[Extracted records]

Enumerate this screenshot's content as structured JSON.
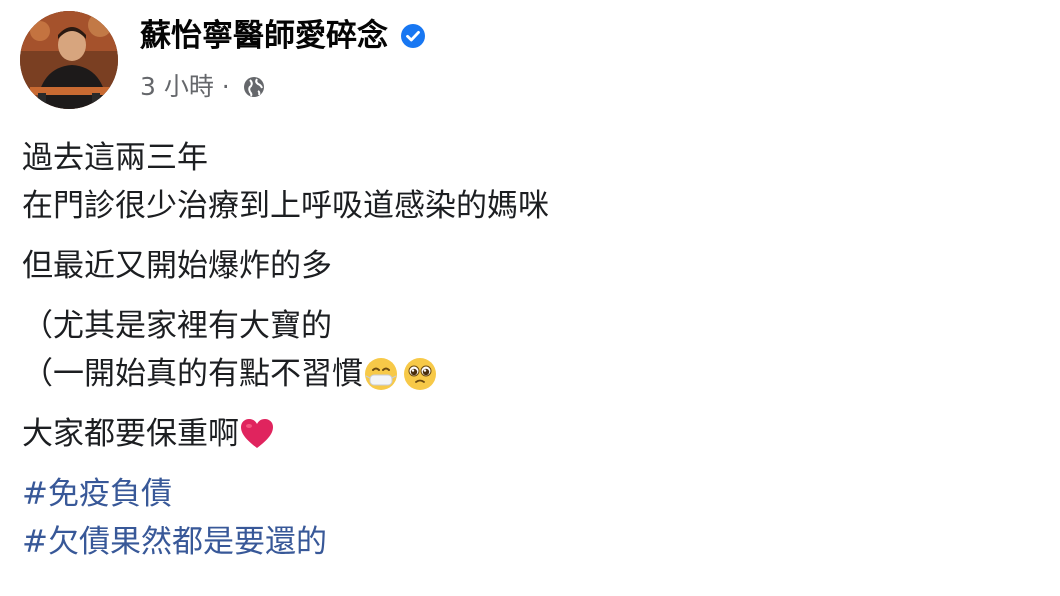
{
  "post": {
    "author": "蘇怡寧醫師愛碎念",
    "time": "3 小時",
    "separator": " · ",
    "lines": [
      "過去這兩三年",
      "在門診很少治療到上呼吸道感染的媽咪",
      "但最近又開始爆炸的多",
      "（尤其是家裡有大寶的",
      "（一開始真的有點不習慣",
      "大家都要保重啊"
    ],
    "hashtags": [
      "#免疫負債",
      "#欠債果然都是要還的"
    ],
    "icons": {
      "verified": "verified-badge-icon",
      "audience": "globe-icon",
      "emoji_1": "sick-face-emoji",
      "emoji_2": "pleading-face-emoji",
      "emoji_3": "red-heart-emoji"
    },
    "colors": {
      "verified": "#1877f2",
      "hashtag": "#385898",
      "meta": "#65676b"
    }
  }
}
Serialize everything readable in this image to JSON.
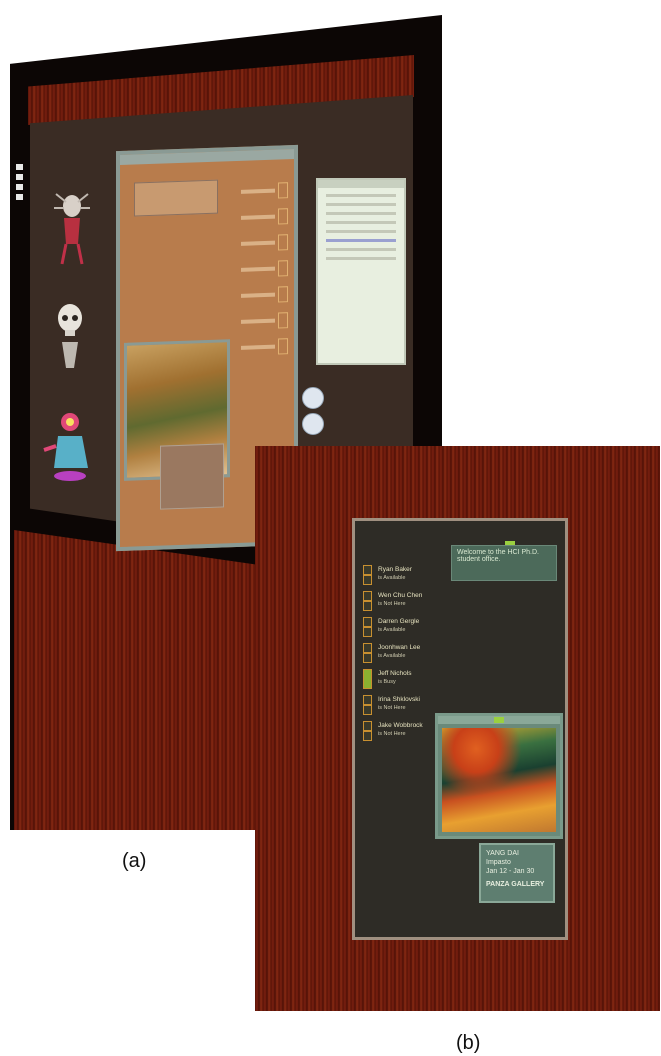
{
  "labels": {
    "a": "(a)",
    "b": "(b)"
  },
  "photo_b": {
    "welcome": "Welcome to the HCI Ph.D. student office.",
    "people": [
      {
        "name": "Ryan Baker",
        "status": "is Available"
      },
      {
        "name": "Wen Chu Chen",
        "status": "is Not Here"
      },
      {
        "name": "Darren Gergle",
        "status": "is Available"
      },
      {
        "name": "Joonhwan Lee",
        "status": "is Available"
      },
      {
        "name": "Jeff Nichols",
        "status": "is Busy"
      },
      {
        "name": "Irina Shklovski",
        "status": "is Not Here"
      },
      {
        "name": "Jake Wobbrock",
        "status": "is Not Here"
      }
    ],
    "exhibit": {
      "artist": "YANG DAI",
      "title": "Impasto",
      "dates": "Jan 12 - Jan 30",
      "gallery": "PANZA GALLERY"
    }
  },
  "colors": {
    "wood": "#6a1c0c",
    "screen_dark": "#2e2c26",
    "panel_teal": "#5e7e70",
    "accent_green": "#9ad040",
    "status_amber": "#c89030"
  }
}
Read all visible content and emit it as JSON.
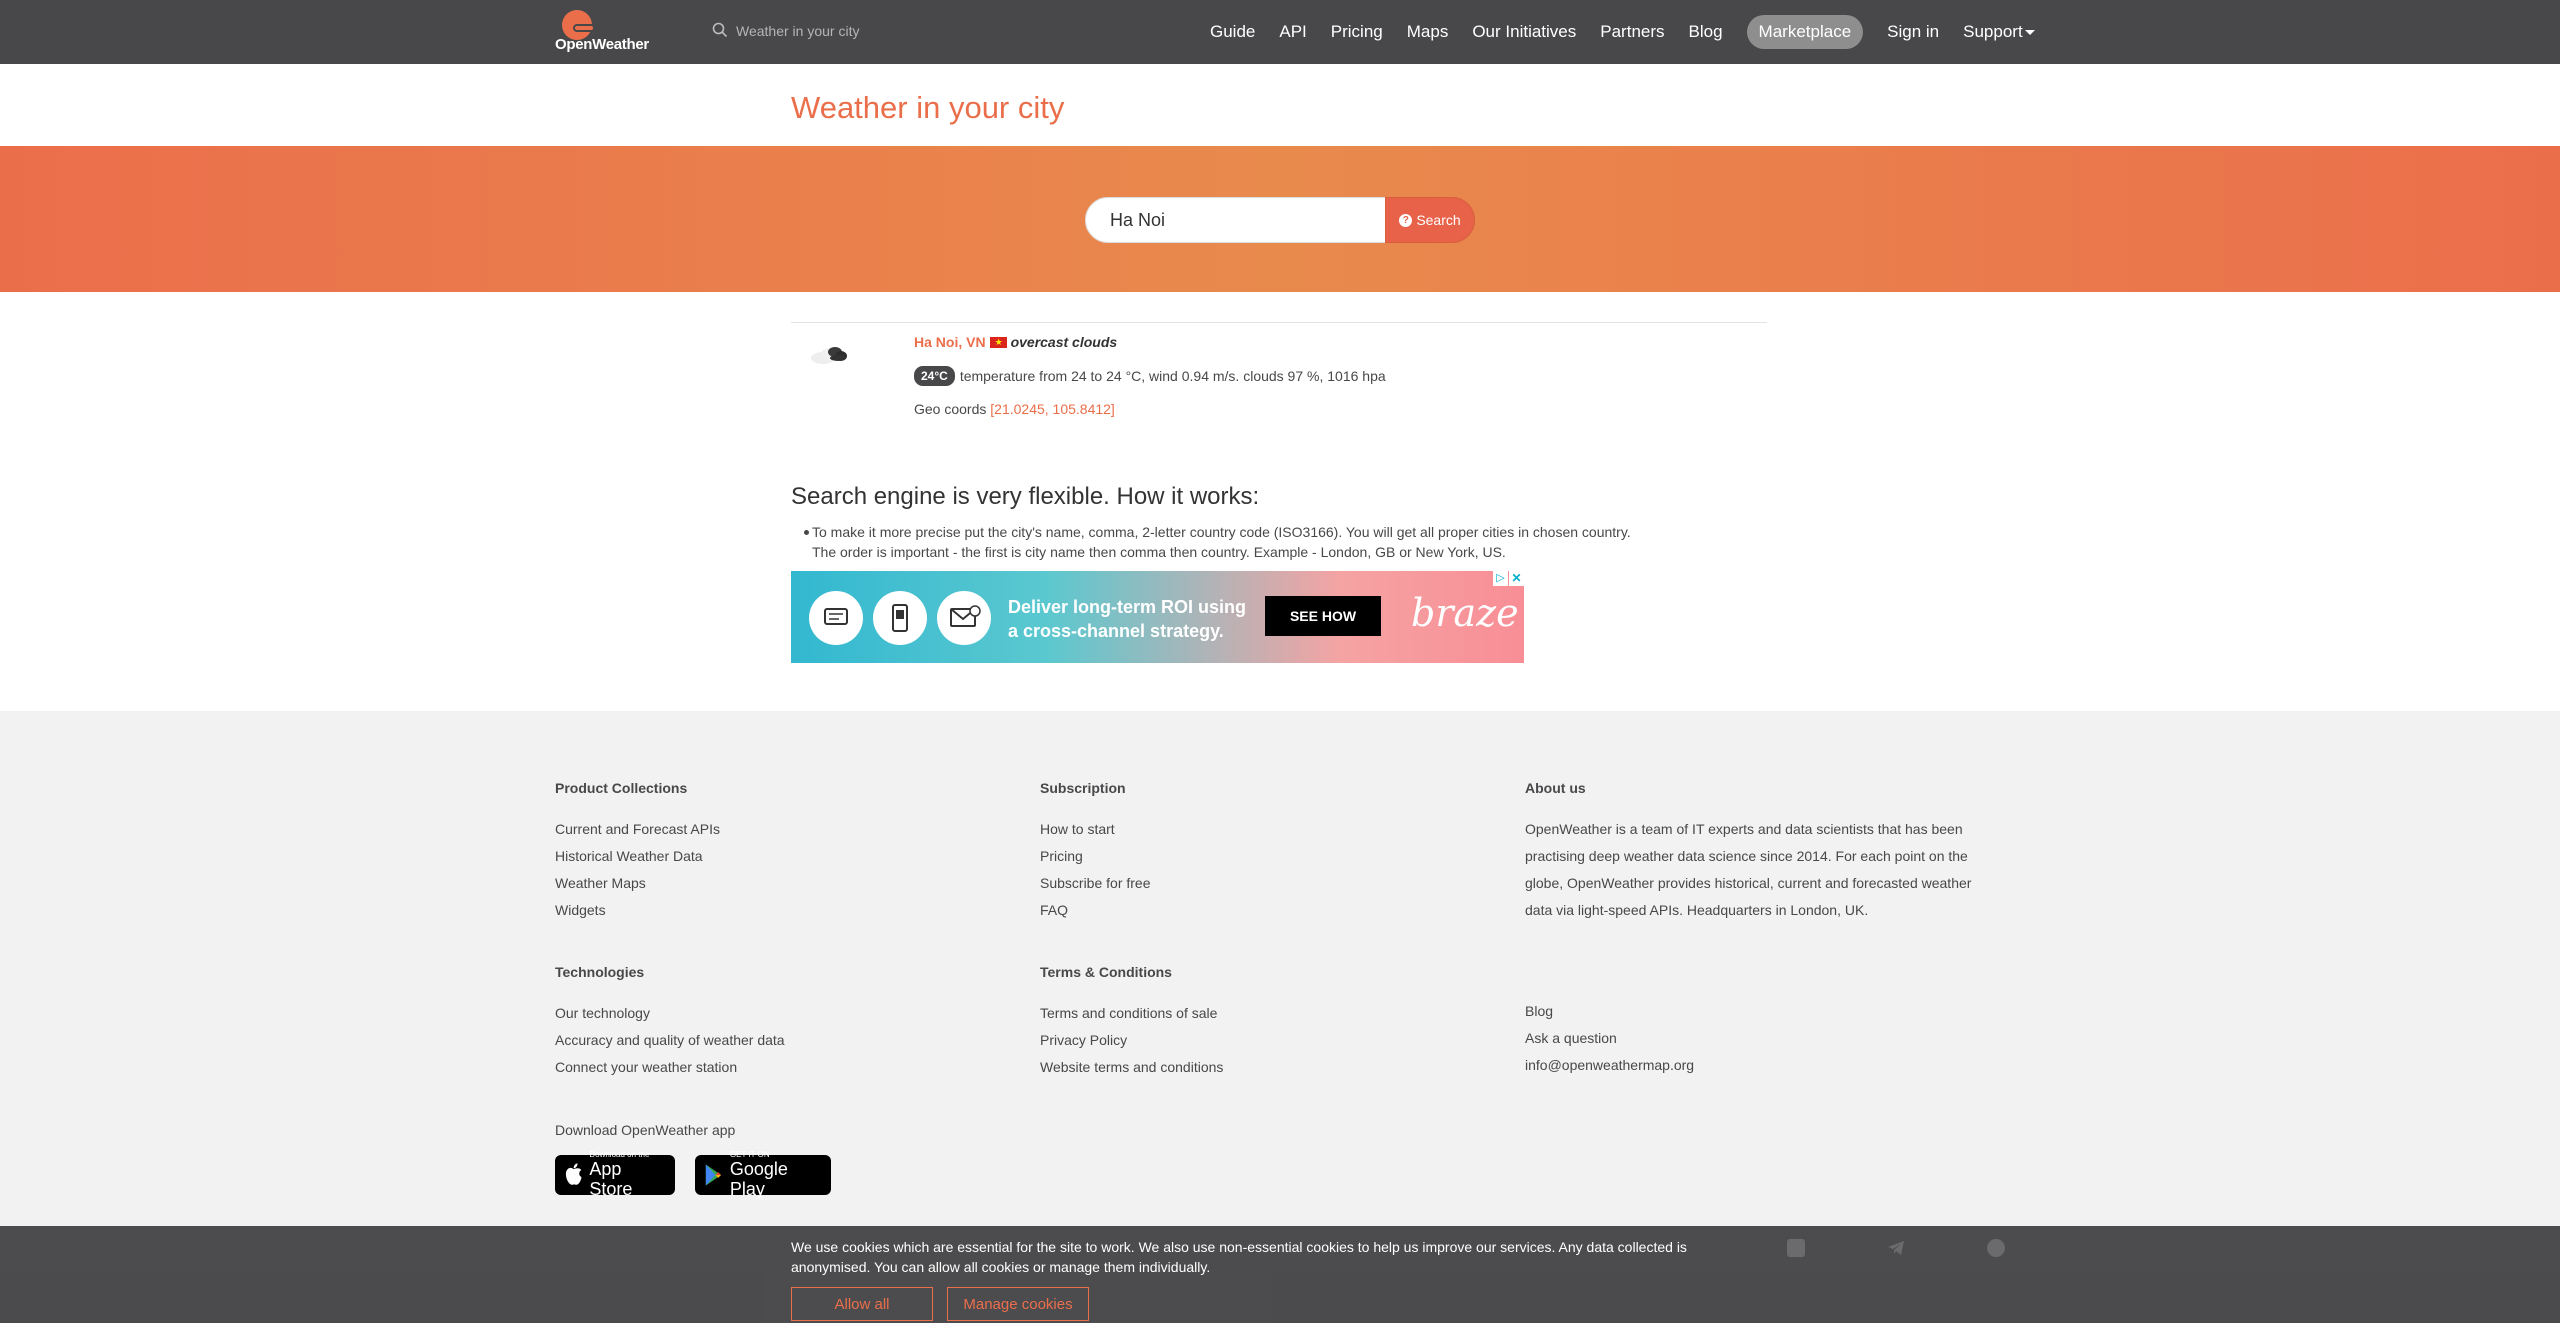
{
  "nav": {
    "logo_text": "OpenWeather",
    "search_placeholder": "Weather in your city",
    "links": [
      "Guide",
      "API",
      "Pricing",
      "Maps",
      "Our Initiatives",
      "Partners",
      "Blog",
      "Marketplace",
      "Sign in"
    ],
    "support_label": "Support"
  },
  "page": {
    "title": "Weather in your city"
  },
  "search": {
    "value": "Ha Noi",
    "button_label": "Search"
  },
  "result": {
    "city": "Ha Noi, VN",
    "description": "overcast clouds",
    "temp_badge": "24°C",
    "details": "temperature from 24 to 24 °C, wind 0.94 m/s. clouds 97 %, 1016 hpa",
    "geo_label": "Geo coords",
    "geo_coords": "[21.0245, 105.8412]"
  },
  "how": {
    "title": "Search engine is very flexible. How it works:",
    "line1": "To make it more precise put the city's name, comma, 2-letter country code (ISO3166). You will get all proper cities in chosen country.",
    "line2": "The order is important - the first is city name then comma then country. Example - London, GB or New York, US."
  },
  "ad": {
    "line1": "Deliver long-term ROI using",
    "line2": "a cross-channel strategy.",
    "button": "SEE HOW",
    "brand": "braze"
  },
  "footer": {
    "product": {
      "title": "Product Collections",
      "items": [
        "Current and Forecast APIs",
        "Historical Weather Data",
        "Weather Maps",
        "Widgets"
      ]
    },
    "subscription": {
      "title": "Subscription",
      "items": [
        "How to start",
        "Pricing",
        "Subscribe for free",
        "FAQ"
      ]
    },
    "about": {
      "title": "About us",
      "text": "OpenWeather is a team of IT experts and data scientists that has been practising deep weather data science since 2014. For each point on the globe, OpenWeather provides historical, current and forecasted weather data via light-speed APIs. Headquarters in London, UK."
    },
    "technologies": {
      "title": "Technologies",
      "items": [
        "Our technology",
        "Accuracy and quality of weather data",
        "Connect your weather station"
      ]
    },
    "terms": {
      "title": "Terms & Conditions",
      "items": [
        "Terms and conditions of sale",
        "Privacy Policy",
        "Website terms and conditions"
      ]
    },
    "contact": {
      "items": [
        "Blog",
        "Ask a question",
        "info@openweathermap.org"
      ]
    },
    "download_label": "Download OpenWeather app",
    "appstore": {
      "small": "Download on the",
      "big": "App Store"
    },
    "googleplay": {
      "small": "GET IT ON",
      "big": "Google Play"
    }
  },
  "cookie": {
    "text": "We use cookies which are essential for the site to work. We also use non-essential cookies to help us improve our services. Any data collected is anonymised. You can allow all cookies or manage them individually.",
    "allow": "Allow all",
    "manage": "Manage cookies"
  }
}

- **TASK GOAL**: Print each line of the material above exactly, with the pictures removed from your copy.

- **THE COMPLETED TASK**:
Enumerate this screenshot's content as structured JSON.
{
  "post": {
    "author": "蘇怡寧醫師愛碎念",
    "time": "3 小時",
    "separator": " · ",
    "lines": [
      "過去這兩三年",
      "在門診很少治療到上呼吸道感染的媽咪",
      "但最近又開始爆炸的多",
      "（尤其是家裡有大寶的",
      "（一開始真的有點不習慣",
      "大家都要保重啊"
    ],
    "hashtags": [
      "#免疫負債",
      "#欠債果然都是要還的"
    ],
    "icons": {
      "verified": "verified-badge-icon",
      "audience": "globe-icon",
      "emoji_1": "sick-face-emoji",
      "emoji_2": "pleading-face-emoji",
      "emoji_3": "red-heart-emoji"
    },
    "colors": {
      "verified": "#1877f2",
      "hashtag": "#385898",
      "meta": "#65676b"
    }
  }
}
Serialize everything readable in this image to JSON.
{
  "labels": {
    "a": "(a)",
    "b": "(b)"
  },
  "photo_b": {
    "welcome": "Welcome to the HCI Ph.D. student office.",
    "people": [
      {
        "name": "Ryan Baker",
        "status": "is Available"
      },
      {
        "name": "Wen Chu Chen",
        "status": "is Not Here"
      },
      {
        "name": "Darren Gergle",
        "status": "is Available"
      },
      {
        "name": "Joonhwan Lee",
        "status": "is Available"
      },
      {
        "name": "Jeff Nichols",
        "status": "is Busy"
      },
      {
        "name": "Irina Shklovski",
        "status": "is Not Here"
      },
      {
        "name": "Jake Wobbrock",
        "status": "is Not Here"
      }
    ],
    "exhibit": {
      "artist": "YANG DAI",
      "title": "Impasto",
      "dates": "Jan 12 - Jan 30",
      "gallery": "PANZA GALLERY"
    }
  },
  "colors": {
    "wood": "#6a1c0c",
    "screen_dark": "#2e2c26",
    "panel_teal": "#5e7e70",
    "accent_green": "#9ad040",
    "status_amber": "#c89030"
  }
}
Read all visible content and emit it as JSON.
{
  "nav": {
    "logo_text": "OpenWeather",
    "search_placeholder": "Weather in your city",
    "links": [
      "Guide",
      "API",
      "Pricing",
      "Maps",
      "Our Initiatives",
      "Partners",
      "Blog",
      "Marketplace",
      "Sign in"
    ],
    "support_label": "Support"
  },
  "page": {
    "title": "Weather in your city"
  },
  "search": {
    "value": "Ha Noi",
    "button_label": "Search"
  },
  "result": {
    "city": "Ha Noi, VN",
    "description": "overcast clouds",
    "temp_badge": "24°C",
    "details": "temperature from 24 to 24 °C, wind 0.94 m/s. clouds 97 %, 1016 hpa",
    "geo_label": "Geo coords",
    "geo_coords": "[21.0245, 105.8412]"
  },
  "how": {
    "title": "Search engine is very flexible. How it works:",
    "line1": "To make it more precise put the city's name, comma, 2-letter country code (ISO3166). You will get all proper cities in chosen country.",
    "line2": "The order is important - the first is city name then comma then country. Example - London, GB or New York, US."
  },
  "ad": {
    "line1": "Deliver long-term ROI using",
    "line2": "a cross-channel strategy.",
    "button": "SEE HOW",
    "brand": "braze"
  },
  "footer": {
    "product": {
      "title": "Product Collections",
      "items": [
        "Current and Forecast APIs",
        "Historical Weather Data",
        "Weather Maps",
        "Widgets"
      ]
    },
    "subscription": {
      "title": "Subscription",
      "items": [
        "How to start",
        "Pricing",
        "Subscribe for free",
        "FAQ"
      ]
    },
    "about": {
      "title": "About us",
      "text": "OpenWeather is a team of IT experts and data scientists that has been practising deep weather data science since 2014. For each point on the globe, OpenWeather provides historical, current and forecasted weather data via light-speed APIs. Headquarters in London, UK."
    },
    "technologies": {
      "title": "Technologies",
      "items": [
        "Our technology",
        "Accuracy and quality of weather data",
        "Connect your weather station"
      ]
    },
    "terms": {
      "title": "Terms & Conditions",
      "items": [
        "Terms and conditions of sale",
        "Privacy Policy",
        "Website terms and conditions"
      ]
    },
    "contact": {
      "items": [
        "Blog",
        "Ask a question",
        "info@openweathermap.org"
      ]
    },
    "download_label": "Download OpenWeather app",
    "appstore": {
      "small": "Download on the",
      "big": "App Store"
    },
    "googleplay": {
      "small": "GET IT ON",
      "big": "Google Play"
    }
  },
  "cookie": {
    "text": "We use cookies which are essential for the site to work. We also use non-essential cookies to help us improve our services. Any data collected is anonymised. You can allow all cookies or manage them individually.",
    "allow": "Allow all",
    "manage": "Manage cookies"
  }
}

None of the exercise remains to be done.